_EXERCISE GOAL_.
Could you print every record below exactly as it appears?
====== AVAILABLE RECORDS
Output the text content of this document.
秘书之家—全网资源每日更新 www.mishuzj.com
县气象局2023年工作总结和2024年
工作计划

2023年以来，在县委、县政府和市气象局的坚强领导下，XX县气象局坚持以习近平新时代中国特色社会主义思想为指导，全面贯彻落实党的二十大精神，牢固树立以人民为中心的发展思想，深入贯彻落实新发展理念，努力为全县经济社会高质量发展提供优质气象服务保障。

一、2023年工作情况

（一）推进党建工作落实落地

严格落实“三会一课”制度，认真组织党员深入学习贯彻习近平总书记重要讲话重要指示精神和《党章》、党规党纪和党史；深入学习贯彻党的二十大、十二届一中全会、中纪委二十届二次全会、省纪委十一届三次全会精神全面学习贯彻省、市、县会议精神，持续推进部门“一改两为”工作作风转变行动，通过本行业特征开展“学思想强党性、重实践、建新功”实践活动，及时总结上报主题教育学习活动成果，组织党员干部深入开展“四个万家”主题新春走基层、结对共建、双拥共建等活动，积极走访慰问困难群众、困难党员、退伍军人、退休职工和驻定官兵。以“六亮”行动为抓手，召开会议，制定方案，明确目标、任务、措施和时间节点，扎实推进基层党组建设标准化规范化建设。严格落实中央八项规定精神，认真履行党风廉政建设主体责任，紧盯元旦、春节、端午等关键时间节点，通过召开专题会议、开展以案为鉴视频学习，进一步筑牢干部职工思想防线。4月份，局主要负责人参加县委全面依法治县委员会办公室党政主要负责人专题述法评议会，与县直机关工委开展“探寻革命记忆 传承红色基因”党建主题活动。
============
_SOLUTION TO THIS EXERCISE_.
Output the text content of this document.
秘书之家—全网资源每日更新 www.mishuzj.com
县气象局2023年工作总结和2024年
工作计划

2023年以来，在县委、县政府和市气象局的坚强领导下，XX县气象局坚持以习近平新时代中国特色社会主义思想为指导，全面贯彻落实党的二十大精神，牢固树立以人民为中心的发展思想，深入贯彻落实新发展理念，努力为全县经济社会高质量发展提供优质气象服务保障。

一、2023年工作情况

（一）推进党建工作落实落地

严格落实“三会一课”制度，认真组织党员深入学习贯彻习近平总书记重要讲话重要指示精神和《党章》、党规党纪和党史；深入学习贯彻党的二十大、十二届一中全会、中纪委二十届二次全会、省纪委十一届三次全会精神全面学习贯彻省、市、县会议精神，持续推进部门“一改两为”工作作风转变行动，通过本行业特征开展“学思想强党性、重实践、建新功”实践活动，及时总结上报主题教育学习活动成果，组织党员干部深入开展“四个万家”主题新春走基层、结对共建、双拥共建等活动，积极走访慰问困难群众、困难党员、退伍军人、退休职工和驻定官兵。以“六亮”行动为抓手，召开会议，制定方案，明确目标、任务、措施和时间节点，扎实推进基层党组建设标准化规范化建设。严格落实中央八项规定精神，认真履行党风廉政建设主体责任，紧盯元旦、春节、端午等关键时间节点，通过召开专题会议、开展以案为鉴视频学习，进一步筑牢干部职工思想防线。4月份，局主要负责人参加县委全面依法治县委员会办公室党政主要负责人专题述法评议会，与县直机关工委开展“探寻革命记忆 传承红色基因”党建主题活动。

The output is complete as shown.